- _Parts of the exercise_
(a) Reproduce the GPU passthrough bug comment starting at "Revision history for" and ending at "this still relevant?", swapping "hardware" for "driver".
(b) Write the next part of the GPU passthrough bug thread, picking up after its final line.

- _Text provided_

Comment 8 for bug 1628168

Revision history for this message
Kevin (kvasko) wrote : Re: [Bug 1628168] Re: Can't assign system with multiple GPUs to different VMs

At this point it is not relevant any more and was seemingly a hardware problem.

-Kevin

> On Mar 21, 2018, at 11:14 AM, Konstantinos Samaras-Tsakiris <email address hidden> wrote:
>
> Is this still relevant?
>
> --
> You received this bug notification because you are subscribed to the bug
> report.
> https://bugs.launchpad.net/bugs/1628168
>
> Title:
> Can't assign system with multiple GPUs to different VMs
>
> Status in OpenStack Compute (nova):
> Confirmed
>
> Bug description:
> I have an OS Mitaka deployment that was done by Fuel (9.0).
>
> I have a system with 8GPUs in a single box. We are trying to allow VMs
> to request access to GPU resources via this box.
>
> I know that with PCI Passthrough you can only have a device assigned
> to a single VM (e.g. 1 device <-> 1 VM). However, this box has 8 GPUs
> (8 separate devices). So I want support (1GPU -> 1VM) * 8, or (2GPU ->
> 1VM) * 4, (4GPU -> 1VM) * 2, or (8GPU -> 1VM) * 1.
>
> I have successfully been able to get the system to have 1 GPU <-> 1
> VM, however when I go to create another VM with a GPU I get "not
> enough hosts found".
>
> This is what I have done so far.
>
> /etc/nova/nova.conf
>
> Add:
> Pic_passthrough_whitelist = [{"vendor_id": "10de", "product_id": "17c2"}]
>
> sudo gedit /etc/modules and add:
> pci_stub
> vfio
> vfio_iommu_type1
> vfio_pci
> kvm
> kvm_intel
>
> Sudo vi /etc/default/grub
> GRUB_CMDLINE_LINUX_DEFAULT="quiet splash intel_iommu=on vfio_iommu_type1.allow_unsafe_interrupts=1"

- _Records shown_
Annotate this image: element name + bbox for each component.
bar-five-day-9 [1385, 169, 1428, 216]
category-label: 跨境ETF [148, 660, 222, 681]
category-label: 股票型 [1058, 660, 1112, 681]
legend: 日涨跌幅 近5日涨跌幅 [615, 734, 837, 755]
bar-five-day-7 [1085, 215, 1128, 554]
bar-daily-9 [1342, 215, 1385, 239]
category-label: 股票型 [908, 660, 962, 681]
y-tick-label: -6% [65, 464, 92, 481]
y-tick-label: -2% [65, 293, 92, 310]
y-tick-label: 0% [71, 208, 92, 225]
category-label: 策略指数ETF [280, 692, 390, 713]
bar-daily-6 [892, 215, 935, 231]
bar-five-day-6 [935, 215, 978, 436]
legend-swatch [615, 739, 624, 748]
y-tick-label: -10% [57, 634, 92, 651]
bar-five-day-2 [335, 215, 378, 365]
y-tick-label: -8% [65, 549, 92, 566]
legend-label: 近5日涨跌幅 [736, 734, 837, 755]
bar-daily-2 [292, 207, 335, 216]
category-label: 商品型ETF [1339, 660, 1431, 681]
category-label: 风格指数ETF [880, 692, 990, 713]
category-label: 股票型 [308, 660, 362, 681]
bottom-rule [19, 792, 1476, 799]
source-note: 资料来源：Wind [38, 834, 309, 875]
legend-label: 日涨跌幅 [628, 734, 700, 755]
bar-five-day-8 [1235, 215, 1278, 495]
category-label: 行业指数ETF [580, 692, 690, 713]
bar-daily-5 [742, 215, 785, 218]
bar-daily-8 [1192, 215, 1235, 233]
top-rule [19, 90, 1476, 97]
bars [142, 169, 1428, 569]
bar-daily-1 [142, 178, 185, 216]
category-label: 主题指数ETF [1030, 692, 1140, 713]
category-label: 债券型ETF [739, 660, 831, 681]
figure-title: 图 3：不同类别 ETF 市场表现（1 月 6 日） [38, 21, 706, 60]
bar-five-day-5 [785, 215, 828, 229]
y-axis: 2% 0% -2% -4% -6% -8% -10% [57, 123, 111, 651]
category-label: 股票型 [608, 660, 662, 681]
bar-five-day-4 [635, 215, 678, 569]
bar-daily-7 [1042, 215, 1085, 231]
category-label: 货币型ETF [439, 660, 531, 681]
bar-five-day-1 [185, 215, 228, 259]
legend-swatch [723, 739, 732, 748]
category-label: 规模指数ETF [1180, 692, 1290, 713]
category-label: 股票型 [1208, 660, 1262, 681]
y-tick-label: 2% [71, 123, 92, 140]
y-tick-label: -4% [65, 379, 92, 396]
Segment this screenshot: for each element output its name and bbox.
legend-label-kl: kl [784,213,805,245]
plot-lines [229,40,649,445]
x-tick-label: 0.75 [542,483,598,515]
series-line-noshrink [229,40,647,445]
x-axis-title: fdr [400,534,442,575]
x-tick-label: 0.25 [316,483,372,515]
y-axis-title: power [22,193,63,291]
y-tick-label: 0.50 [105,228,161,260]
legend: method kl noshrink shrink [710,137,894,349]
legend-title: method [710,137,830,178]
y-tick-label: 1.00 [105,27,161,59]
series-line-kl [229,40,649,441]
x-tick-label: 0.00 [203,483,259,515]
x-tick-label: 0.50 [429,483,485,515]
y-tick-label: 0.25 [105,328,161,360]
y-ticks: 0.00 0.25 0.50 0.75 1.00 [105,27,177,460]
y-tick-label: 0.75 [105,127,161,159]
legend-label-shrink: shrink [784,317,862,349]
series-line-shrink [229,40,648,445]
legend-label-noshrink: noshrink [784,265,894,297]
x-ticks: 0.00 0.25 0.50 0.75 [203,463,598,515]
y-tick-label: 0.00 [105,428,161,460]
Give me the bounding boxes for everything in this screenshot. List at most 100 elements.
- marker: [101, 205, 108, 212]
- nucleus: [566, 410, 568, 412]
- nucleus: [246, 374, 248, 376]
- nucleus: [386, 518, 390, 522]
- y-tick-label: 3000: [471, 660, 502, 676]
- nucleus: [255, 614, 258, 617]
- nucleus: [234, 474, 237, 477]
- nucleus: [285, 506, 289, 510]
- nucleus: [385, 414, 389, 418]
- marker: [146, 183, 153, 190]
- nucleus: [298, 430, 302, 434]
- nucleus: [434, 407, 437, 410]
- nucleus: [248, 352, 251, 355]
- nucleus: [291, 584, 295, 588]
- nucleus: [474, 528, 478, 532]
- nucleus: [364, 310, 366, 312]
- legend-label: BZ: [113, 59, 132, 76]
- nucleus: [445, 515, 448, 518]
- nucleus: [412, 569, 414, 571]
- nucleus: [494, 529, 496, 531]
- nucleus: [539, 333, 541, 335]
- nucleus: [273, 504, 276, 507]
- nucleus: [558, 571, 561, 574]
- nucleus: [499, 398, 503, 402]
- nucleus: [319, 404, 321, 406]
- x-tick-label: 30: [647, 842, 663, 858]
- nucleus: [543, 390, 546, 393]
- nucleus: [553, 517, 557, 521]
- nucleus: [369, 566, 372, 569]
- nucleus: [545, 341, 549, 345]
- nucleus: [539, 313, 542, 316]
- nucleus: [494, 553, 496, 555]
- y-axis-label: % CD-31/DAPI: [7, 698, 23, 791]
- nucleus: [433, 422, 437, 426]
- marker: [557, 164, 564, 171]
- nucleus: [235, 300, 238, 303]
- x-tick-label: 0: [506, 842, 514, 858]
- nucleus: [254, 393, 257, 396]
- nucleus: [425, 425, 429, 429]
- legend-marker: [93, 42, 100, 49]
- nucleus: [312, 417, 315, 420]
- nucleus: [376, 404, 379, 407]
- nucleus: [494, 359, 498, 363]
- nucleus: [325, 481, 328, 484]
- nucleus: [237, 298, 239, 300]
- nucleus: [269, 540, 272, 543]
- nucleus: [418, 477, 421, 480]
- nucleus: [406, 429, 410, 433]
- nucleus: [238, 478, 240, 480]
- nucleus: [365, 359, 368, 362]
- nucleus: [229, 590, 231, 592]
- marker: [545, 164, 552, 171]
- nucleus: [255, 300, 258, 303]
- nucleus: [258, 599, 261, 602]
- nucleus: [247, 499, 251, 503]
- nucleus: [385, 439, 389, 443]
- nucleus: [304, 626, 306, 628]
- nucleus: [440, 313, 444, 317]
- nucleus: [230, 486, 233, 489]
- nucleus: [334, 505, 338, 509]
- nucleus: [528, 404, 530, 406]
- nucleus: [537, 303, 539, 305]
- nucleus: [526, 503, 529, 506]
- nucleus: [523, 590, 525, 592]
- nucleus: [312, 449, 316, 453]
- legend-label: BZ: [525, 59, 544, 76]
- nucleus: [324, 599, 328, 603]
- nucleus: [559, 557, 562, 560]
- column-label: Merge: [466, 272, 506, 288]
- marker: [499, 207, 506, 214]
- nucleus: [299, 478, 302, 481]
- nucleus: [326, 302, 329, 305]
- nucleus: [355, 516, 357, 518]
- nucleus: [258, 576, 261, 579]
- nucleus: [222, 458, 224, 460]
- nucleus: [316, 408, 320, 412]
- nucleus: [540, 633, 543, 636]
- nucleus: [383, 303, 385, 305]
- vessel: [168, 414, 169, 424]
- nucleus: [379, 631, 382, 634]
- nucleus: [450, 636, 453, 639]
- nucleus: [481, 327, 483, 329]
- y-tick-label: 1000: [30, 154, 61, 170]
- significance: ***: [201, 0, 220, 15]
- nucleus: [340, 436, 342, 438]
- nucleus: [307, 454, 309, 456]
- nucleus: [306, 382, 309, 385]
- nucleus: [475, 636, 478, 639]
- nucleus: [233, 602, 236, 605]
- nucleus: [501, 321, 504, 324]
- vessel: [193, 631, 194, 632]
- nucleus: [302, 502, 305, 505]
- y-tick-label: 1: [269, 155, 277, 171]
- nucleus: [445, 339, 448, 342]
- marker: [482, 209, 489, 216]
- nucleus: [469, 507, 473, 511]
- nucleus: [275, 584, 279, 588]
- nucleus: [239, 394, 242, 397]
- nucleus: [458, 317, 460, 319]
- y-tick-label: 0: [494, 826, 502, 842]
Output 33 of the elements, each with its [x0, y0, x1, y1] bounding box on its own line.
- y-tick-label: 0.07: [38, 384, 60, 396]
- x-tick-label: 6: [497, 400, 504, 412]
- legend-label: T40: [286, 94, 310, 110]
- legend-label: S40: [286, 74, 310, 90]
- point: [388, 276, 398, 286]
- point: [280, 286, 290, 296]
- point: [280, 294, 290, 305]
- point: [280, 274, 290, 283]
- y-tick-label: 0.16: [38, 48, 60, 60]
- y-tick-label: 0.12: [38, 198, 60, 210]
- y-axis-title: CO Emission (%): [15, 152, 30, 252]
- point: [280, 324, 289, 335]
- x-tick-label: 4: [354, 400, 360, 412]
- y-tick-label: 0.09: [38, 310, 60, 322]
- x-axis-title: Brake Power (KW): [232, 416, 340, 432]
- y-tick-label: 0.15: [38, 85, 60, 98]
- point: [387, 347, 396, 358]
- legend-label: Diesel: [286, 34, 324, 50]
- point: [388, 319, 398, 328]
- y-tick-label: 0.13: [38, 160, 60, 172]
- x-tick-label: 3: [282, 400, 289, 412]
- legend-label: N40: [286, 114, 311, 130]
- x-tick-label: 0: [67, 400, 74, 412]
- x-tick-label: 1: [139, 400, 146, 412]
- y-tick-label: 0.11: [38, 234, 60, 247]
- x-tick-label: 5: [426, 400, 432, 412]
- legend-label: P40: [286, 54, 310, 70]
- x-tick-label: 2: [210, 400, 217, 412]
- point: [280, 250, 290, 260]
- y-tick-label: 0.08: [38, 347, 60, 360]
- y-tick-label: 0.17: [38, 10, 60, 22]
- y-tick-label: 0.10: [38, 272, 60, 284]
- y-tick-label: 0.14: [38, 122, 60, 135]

- _Expected answers_
(a)
Revision history for this message
Kevin (kvasko) wrote : Re: [Bug 1628168] Re: Can't assign system with multiple GPUs to different VMs

At this point it is not relevant any more and was seemingly a driver problem.

-Kevin

> On Mar 21, 2018, at 11:14 AM, Konstantinos Samaras-Tsakiris <email address hidden> wrote:
>
> Is this still relevant?

(b)
>
> //BLACKLIST
>
> sudo gedit /etc/initramfs-tools/modules
> pci_stub ids=10de:17c2
> sudo update-initramfs -u
>
> On Controller Node:
>
> Edit nova.conf
>
> Add specifically for GPU you want to use!
>
> pci_alias={"vendor_id":"10de", "product_id":"17c2", "name":"titanx"}
> Add
>
> scheduler_driver=nova.scheduler.filter_scheduler.FilterScheduler
> scheduler_available_filters=nova.scheduler.filters.all_filters
> scheduler_available_filters=nova.scheduler.filters.pci_passthrough_filter.PciPassthroughFilter
> scheduler_default_filters=RamFilter,ComputeFilter,AvailabilityZoneFilter,ComputeCapabilitiesFilter,ImagePropertiesFilter,PciPassthroughFilter
>
> #: source openrc
> Nova flavor-key g1.xlarge set "pci_passthrough:alias"="titanx:1"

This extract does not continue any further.